[Saved entries]
— START —
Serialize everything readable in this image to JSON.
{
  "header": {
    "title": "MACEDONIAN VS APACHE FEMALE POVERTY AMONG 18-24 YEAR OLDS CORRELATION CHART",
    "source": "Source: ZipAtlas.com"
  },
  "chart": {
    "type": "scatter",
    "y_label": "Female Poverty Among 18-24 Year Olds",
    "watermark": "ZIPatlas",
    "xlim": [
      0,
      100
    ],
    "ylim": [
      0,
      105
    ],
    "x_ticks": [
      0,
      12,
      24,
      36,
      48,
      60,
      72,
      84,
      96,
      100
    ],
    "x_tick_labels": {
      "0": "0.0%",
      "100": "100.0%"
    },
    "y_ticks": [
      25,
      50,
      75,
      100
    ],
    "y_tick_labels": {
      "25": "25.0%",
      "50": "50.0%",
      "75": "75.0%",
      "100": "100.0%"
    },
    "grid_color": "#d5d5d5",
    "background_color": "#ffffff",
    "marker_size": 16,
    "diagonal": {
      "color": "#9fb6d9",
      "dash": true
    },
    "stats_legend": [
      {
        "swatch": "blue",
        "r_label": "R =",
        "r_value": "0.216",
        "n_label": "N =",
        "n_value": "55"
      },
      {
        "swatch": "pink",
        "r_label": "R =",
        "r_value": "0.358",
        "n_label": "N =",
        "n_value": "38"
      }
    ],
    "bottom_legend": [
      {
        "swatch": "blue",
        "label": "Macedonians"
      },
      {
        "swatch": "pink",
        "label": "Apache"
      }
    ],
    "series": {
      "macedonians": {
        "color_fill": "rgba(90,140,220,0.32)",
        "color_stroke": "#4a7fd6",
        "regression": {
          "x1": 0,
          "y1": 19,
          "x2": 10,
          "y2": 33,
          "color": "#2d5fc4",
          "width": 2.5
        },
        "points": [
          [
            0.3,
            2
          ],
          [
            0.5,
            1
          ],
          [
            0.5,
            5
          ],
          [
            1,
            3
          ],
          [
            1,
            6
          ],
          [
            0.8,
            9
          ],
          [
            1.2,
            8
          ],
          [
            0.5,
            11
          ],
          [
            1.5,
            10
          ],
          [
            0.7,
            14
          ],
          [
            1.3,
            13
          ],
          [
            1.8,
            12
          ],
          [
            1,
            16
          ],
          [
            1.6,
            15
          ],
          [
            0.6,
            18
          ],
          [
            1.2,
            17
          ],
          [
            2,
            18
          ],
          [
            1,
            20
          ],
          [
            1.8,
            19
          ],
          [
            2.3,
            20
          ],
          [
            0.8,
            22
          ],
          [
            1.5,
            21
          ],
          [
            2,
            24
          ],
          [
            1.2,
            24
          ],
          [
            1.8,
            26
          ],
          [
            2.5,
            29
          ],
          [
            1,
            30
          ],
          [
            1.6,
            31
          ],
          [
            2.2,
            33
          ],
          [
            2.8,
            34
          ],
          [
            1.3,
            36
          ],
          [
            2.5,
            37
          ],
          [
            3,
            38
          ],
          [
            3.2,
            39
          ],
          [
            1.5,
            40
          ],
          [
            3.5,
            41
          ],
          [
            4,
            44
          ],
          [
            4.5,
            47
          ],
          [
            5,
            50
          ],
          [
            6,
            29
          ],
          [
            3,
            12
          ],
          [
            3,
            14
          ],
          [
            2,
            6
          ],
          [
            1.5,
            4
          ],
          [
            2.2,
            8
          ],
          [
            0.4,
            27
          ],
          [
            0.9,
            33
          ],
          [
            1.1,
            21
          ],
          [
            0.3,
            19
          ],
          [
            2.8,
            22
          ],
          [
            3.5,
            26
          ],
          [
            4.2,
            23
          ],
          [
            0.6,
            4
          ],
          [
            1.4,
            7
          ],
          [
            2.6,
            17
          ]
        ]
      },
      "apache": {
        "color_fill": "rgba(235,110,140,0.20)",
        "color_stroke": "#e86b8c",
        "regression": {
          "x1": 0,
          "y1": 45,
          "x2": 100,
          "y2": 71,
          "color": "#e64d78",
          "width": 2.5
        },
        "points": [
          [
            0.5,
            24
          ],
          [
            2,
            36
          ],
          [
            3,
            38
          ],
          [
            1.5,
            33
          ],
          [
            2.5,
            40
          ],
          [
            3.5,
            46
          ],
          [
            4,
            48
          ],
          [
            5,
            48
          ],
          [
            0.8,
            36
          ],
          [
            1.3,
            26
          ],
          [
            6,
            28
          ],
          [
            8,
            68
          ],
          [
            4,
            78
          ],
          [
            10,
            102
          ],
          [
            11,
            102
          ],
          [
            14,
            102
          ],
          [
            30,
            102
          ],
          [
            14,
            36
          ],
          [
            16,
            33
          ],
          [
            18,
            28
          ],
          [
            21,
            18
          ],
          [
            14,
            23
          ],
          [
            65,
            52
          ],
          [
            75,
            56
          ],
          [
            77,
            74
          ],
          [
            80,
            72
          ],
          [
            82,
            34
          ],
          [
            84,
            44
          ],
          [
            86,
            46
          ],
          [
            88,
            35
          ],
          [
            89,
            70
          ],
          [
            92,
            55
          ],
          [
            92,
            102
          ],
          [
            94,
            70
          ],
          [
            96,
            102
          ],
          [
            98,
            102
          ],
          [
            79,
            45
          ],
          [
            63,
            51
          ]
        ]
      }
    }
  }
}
— END —
Repeat all of the entries exactly.

• FULL RESPONSE:
Serialize everything readable in this image to JSON.
{
  "header": {
    "title": "MACEDONIAN VS APACHE FEMALE POVERTY AMONG 18-24 YEAR OLDS CORRELATION CHART",
    "source": "Source: ZipAtlas.com"
  },
  "chart": {
    "type": "scatter",
    "y_label": "Female Poverty Among 18-24 Year Olds",
    "watermark": "ZIPatlas",
    "xlim": [
      0,
      100
    ],
    "ylim": [
      0,
      105
    ],
    "x_ticks": [
      0,
      12,
      24,
      36,
      48,
      60,
      72,
      84,
      96,
      100
    ],
    "x_tick_labels": {
      "0": "0.0%",
      "100": "100.0%"
    },
    "y_ticks": [
      25,
      50,
      75,
      100
    ],
    "y_tick_labels": {
      "25": "25.0%",
      "50": "50.0%",
      "75": "75.0%",
      "100": "100.0%"
    },
    "grid_color": "#d5d5d5",
    "background_color": "#ffffff",
    "marker_size": 16,
    "diagonal": {
      "color": "#9fb6d9",
      "dash": true
    },
    "stats_legend": [
      {
        "swatch": "blue",
        "r_label": "R =",
        "r_value": "0.216",
        "n_label": "N =",
        "n_value": "55"
      },
      {
        "swatch": "pink",
        "r_label": "R =",
        "r_value": "0.358",
        "n_label": "N =",
        "n_value": "38"
      }
    ],
    "bottom_legend": [
      {
        "swatch": "blue",
        "label": "Macedonians"
      },
      {
        "swatch": "pink",
        "label": "Apache"
      }
    ],
    "series": {
      "macedonians": {
        "color_fill": "rgba(90,140,220,0.32)",
        "color_stroke": "#4a7fd6",
        "regression": {
          "x1": 0,
          "y1": 19,
          "x2": 10,
          "y2": 33,
          "color": "#2d5fc4",
          "width": 2.5
        },
        "points": [
          [
            0.3,
            2
          ],
          [
            0.5,
            1
          ],
          [
            0.5,
            5
          ],
          [
            1,
            3
          ],
          [
            1,
            6
          ],
          [
            0.8,
            9
          ],
          [
            1.2,
            8
          ],
          [
            0.5,
            11
          ],
          [
            1.5,
            10
          ],
          [
            0.7,
            14
          ],
          [
            1.3,
            13
          ],
          [
            1.8,
            12
          ],
          [
            1,
            16
          ],
          [
            1.6,
            15
          ],
          [
            0.6,
            18
          ],
          [
            1.2,
            17
          ],
          [
            2,
            18
          ],
          [
            1,
            20
          ],
          [
            1.8,
            19
          ],
          [
            2.3,
            20
          ],
          [
            0.8,
            22
          ],
          [
            1.5,
            21
          ],
          [
            2,
            24
          ],
          [
            1.2,
            24
          ],
          [
            1.8,
            26
          ],
          [
            2.5,
            29
          ],
          [
            1,
            30
          ],
          [
            1.6,
            31
          ],
          [
            2.2,
            33
          ],
          [
            2.8,
            34
          ],
          [
            1.3,
            36
          ],
          [
            2.5,
            37
          ],
          [
            3,
            38
          ],
          [
            3.2,
            39
          ],
          [
            1.5,
            40
          ],
          [
            3.5,
            41
          ],
          [
            4,
            44
          ],
          [
            4.5,
            47
          ],
          [
            5,
            50
          ],
          [
            6,
            29
          ],
          [
            3,
            12
          ],
          [
            3,
            14
          ],
          [
            2,
            6
          ],
          [
            1.5,
            4
          ],
          [
            2.2,
            8
          ],
          [
            0.4,
            27
          ],
          [
            0.9,
            33
          ],
          [
            1.1,
            21
          ],
          [
            0.3,
            19
          ],
          [
            2.8,
            22
          ],
          [
            3.5,
            26
          ],
          [
            4.2,
            23
          ],
          [
            0.6,
            4
          ],
          [
            1.4,
            7
          ],
          [
            2.6,
            17
          ]
        ]
      },
      "apache": {
        "color_fill": "rgba(235,110,140,0.20)",
        "color_stroke": "#e86b8c",
        "regression": {
          "x1": 0,
          "y1": 45,
          "x2": 100,
          "y2": 71,
          "color": "#e64d78",
          "width": 2.5
        },
        "points": [
          [
            0.5,
            24
          ],
          [
            2,
            36
          ],
          [
            3,
            38
          ],
          [
            1.5,
            33
          ],
          [
            2.5,
            40
          ],
          [
            3.5,
            46
          ],
          [
            4,
            48
          ],
          [
            5,
            48
          ],
          [
            0.8,
            36
          ],
          [
            1.3,
            26
          ],
          [
            6,
            28
          ],
          [
            8,
            68
          ],
          [
            4,
            78
          ],
          [
            10,
            102
          ],
          [
            11,
            102
          ],
          [
            14,
            102
          ],
          [
            30,
            102
          ],
          [
            14,
            36
          ],
          [
            16,
            33
          ],
          [
            18,
            28
          ],
          [
            21,
            18
          ],
          [
            14,
            23
          ],
          [
            65,
            52
          ],
          [
            75,
            56
          ],
          [
            77,
            74
          ],
          [
            80,
            72
          ],
          [
            82,
            34
          ],
          [
            84,
            44
          ],
          [
            86,
            46
          ],
          [
            88,
            35
          ],
          [
            89,
            70
          ],
          [
            92,
            55
          ],
          [
            92,
            102
          ],
          [
            94,
            70
          ],
          [
            96,
            102
          ],
          [
            98,
            102
          ],
          [
            79,
            45
          ],
          [
            63,
            51
          ]
        ]
      }
    }
  }
}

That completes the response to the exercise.